Job A: According to the comment on running macOS as a guest, which other VMware product cannot use a macOS virtual machine created in Fusion?

= = = = =

Hello, @robin850, and thank you for your interest!

The VMware Fusion documentation provides this information about using macOS as a guest:

Mac OS X, OS X, or macOS virtual machines that you create in Fusion can run on any Apple-branded hardware that uses Intel processors. The Apple licensing agreement defines the situations when it is permissible to virtualize Mac OS X, OS X, or macOS. Fusion does not change these terms or enable macOS on non-Apple hardware. You cannot use a Mac OS X, OS X, or macOS virtual machine in another VMware product, such as Workstation Pro.

The VirtualBox documentation provides this information about using macOS as a guest:

Mac OS X is commercial, licensed software and contains both license and technical restrictions that limit its use to certain hardware and usage scenarios. You must understand and comply with these restrictions.

I wasn't able to find any statements along those lines in the Parallels documentation for guest OS support.

= = = = =

Job B: Print the stretch of the stored data from the line containing "table-header-row: アイテム 数量" through the line containing "confirm-details-text: 下記の注文の詳細を確認する [39,391,196,405]", keeping each line unchanged.

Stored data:
= = = = =

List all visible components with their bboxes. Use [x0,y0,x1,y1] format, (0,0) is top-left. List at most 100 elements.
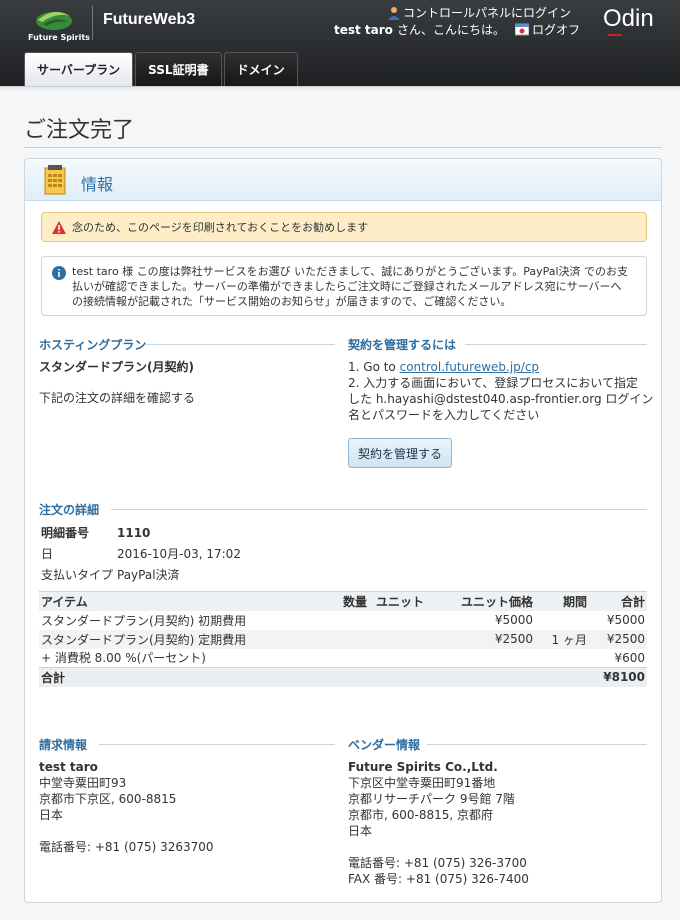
table-header-row: アイテム 数量 ユニット ユニット価格 期間 合計 [39,591,647,611]
main-tabs: サーバープラン SSL証明書 ドメイン [24,52,298,86]
title-divider [24,147,662,148]
greeting-text: さん、こんにちは。 [396,23,505,37]
vendor-fax: FAX 番号: +81 (075) 326-7400 [348,872,529,886]
row-total: ¥2500 [589,629,647,649]
logoff-label: ログオフ [531,23,580,37]
column-unit-price: ユニット価格 [431,591,535,611]
confirm-details-text: 下記の注文の詳細を確認する [39,391,196,405]
row-unit-price: ¥5000 [494,613,533,627]
vendor-address-2: 京都リサーチパーク 9号館 7階 [348,792,515,806]
billing-phone: 電話番号: +81 (075) 3263700 [39,840,214,854]
logo-text: Future Spirits [28,33,90,42]
payment-type: PayPal決済 [117,568,180,582]
manage-step-1-prefix: 1. Go to [348,360,400,374]
subheader-bar [0,86,680,92]
manage-step-1: 1. Go to control.futureweb.jp/cp [348,359,539,375]
order-items-table: アイテム 数量 ユニット ユニット価格 期間 合計 スタンダードプラン(月契約)… [39,591,647,687]
info-line-3: の接続情報が記載された「サービス開始のお知らせ」が届きますので、ご確認ください。 [72,295,512,308]
column-unit: ユニット [369,591,431,611]
tab-domain[interactable]: ドメイン [223,52,298,86]
row-unit [369,611,431,630]
billing-country: 日本 [39,808,64,822]
vendor-country: 日本 [348,824,373,838]
top-header: Future Spirits FutureWeb3 コントロールパネルにログイン… [0,0,680,86]
table-row: スタンダードプラン(月契約) 初期費用 ¥5000 ¥5000 [39,611,647,630]
logoff-icon [514,23,529,36]
vendor-address-3: 京都市, 600-8815, 京都府 [348,808,494,822]
total-label: 合計 [39,667,589,687]
user-name: test taro [334,22,393,37]
warning-text: 念のため、このページを印刷されておくことをお勧めします [72,221,369,234]
document-icon [44,165,66,195]
manage-contract-heading: 契約を管理するには [348,338,457,352]
control-panel-login-link[interactable]: コントロールパネルにログイン [387,4,571,21]
order-number-label: 明細番号 [41,526,90,540]
table-row: スタンダードプラン(月契約) 定期費用 ¥2500 1 ヶ月 ¥2500 [39,629,647,649]
info-line-1: test taro 様 この度は弊社サービスをお選び いただきまして、誠にありが… [72,265,629,278]
info-message: test taro 様 この度は弊社サービスをお選び いただきまして、誠にありが… [41,256,647,316]
billing-rule [99,744,335,745]
order-details-rule [111,509,647,510]
control-panel-url-link[interactable]: control.futureweb.jp/cp [400,360,539,374]
tab-ssl-certificate[interactable]: SSL証明書 [135,52,222,86]
order-details-heading: 注文の詳細 [39,503,100,517]
hosting-plan-heading: ホスティングプラン [39,338,147,352]
row-unit [369,649,431,668]
user-icon [388,6,400,20]
billing-heading: 請求情報 [39,738,88,752]
warning-icon [52,220,66,234]
vendor-name: Future Spirits Co.,Ltd. [348,760,498,774]
future-spirits-logo-icon[interactable] [34,6,74,32]
total-amount: ¥8100 [589,667,647,687]
vendor-phone: 電話番号: +81 (075) 326-3700 [348,856,527,870]
plan-name: スタンダードプラン(月契約) [39,360,194,374]
billing-address-2: 京都市下京区, 600-8815 [39,792,177,806]
panel-title: 情報 [81,175,114,194]
row-item: スタンダードプラン(月契約) 初期費用 [41,613,247,628]
info-line-2: 払いが確認できました。サーバーの準備ができましたらご注文時にご登録されたメールア… [72,280,622,293]
greeting: test taro さん、こんにちは。 ログオフ [334,21,580,38]
column-total: 合計 [589,591,647,611]
payment-type-label: 支払いタイプ [41,568,114,582]
column-item: アイテム [39,591,335,611]
row-total: ¥600 [614,650,645,665]
print-warning: 念のため、このページを印刷されておくことをお勧めします [41,212,647,242]
product-name: FutureWeb3 [103,11,196,28]
row-period [535,649,589,668]
manage-contract-rule [465,344,647,345]
billing-address-1: 中堂寺粟田町93 [39,776,127,790]
row-item: スタンダードプラン(月契約) 定期費用 [39,629,335,649]
row-total: ¥5000 [606,613,645,627]
row-unit-price: ¥2500 [431,629,535,649]
row-quantity [335,629,369,649]
table-total-row: 合計 ¥8100 [39,667,647,687]
row-unit [369,629,431,649]
info-icon [52,266,66,280]
billing-name: test taro [39,760,98,774]
order-date-label: 日 [41,547,54,561]
page-title: ご注文完了 [24,118,135,143]
manage-step-2-line-3: 名とパスワードを入力してください [348,408,540,422]
order-complete-panel: 情報 念のため、このページを印刷されておくことをお勧めします test taro… [24,158,662,903]
odin-logo-accent [608,34,622,36]
column-period: 期間 [535,591,589,611]
row-period [535,611,589,630]
logoff-link[interactable]: ログオフ [514,21,580,38]
vendor-heading: ベンダー情報 [348,738,421,752]
table-row: + 消費税 8.00 %(パーセント) ¥600 [39,649,647,668]
column-quantity: 数量 [335,591,369,611]
manage-step-2-line-1: 2. 入力する画面において、登録プロセスにおいて指定 [348,376,638,390]
vendor-rule [427,744,647,745]
row-item: + 消費税 8.00 %(パーセント) [41,651,206,666]
tab-server-plan[interactable]: サーバープラン [24,52,134,86]
row-period: 1 ヶ月 [535,629,589,649]
hosting-plan-rule [145,344,335,345]
row-quantity [335,649,369,668]
row-quantity [335,611,369,630]
manage-contract-button[interactable]: 契約を管理する [348,438,452,468]
order-date: 2016-10月-03, 17:02 [117,547,241,561]
manage-step-2-line-2: した h.hayashi@dstest040.asp-frontier.org … [348,392,654,406]
control-panel-login-label: コントロールパネルにログイン [403,6,572,20]
row-unit-price [431,649,535,668]
odin-logo: Odin [603,5,654,32]
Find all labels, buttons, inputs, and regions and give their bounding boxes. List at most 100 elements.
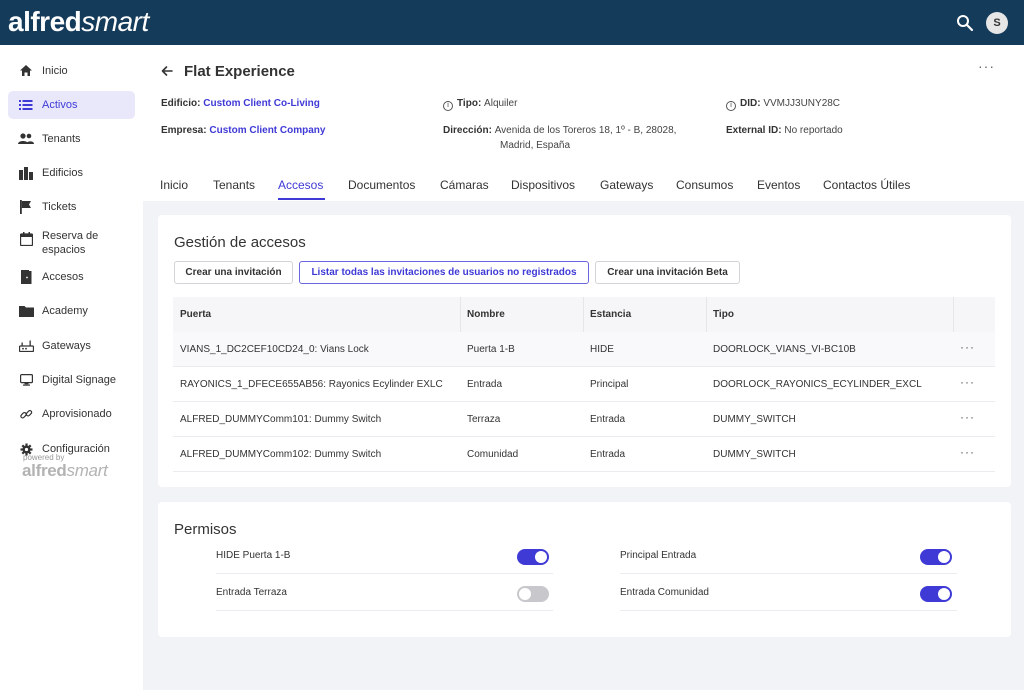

= = = = =

Worked answer A: Workstation Pro.

Worked answer B:
table-header-row: アイテム 数量 ユニット ユニット価格 期間 合計 [39,591,647,611]
main-tabs: サーバープラン SSL証明書 ドメイン [24,52,298,86]
title-divider [24,147,662,148]
greeting-text: さん、こんにちは。 [396,23,505,37]
vendor-fax: FAX 番号: +81 (075) 326-7400 [348,872,529,886]
row-total: ¥2500 [589,629,647,649]
logoff-label: ログオフ [531,23,580,37]
column-unit-price: ユニット価格 [431,591,535,611]
confirm-details-text: 下記の注文の詳細を確認する [39,391,196,405]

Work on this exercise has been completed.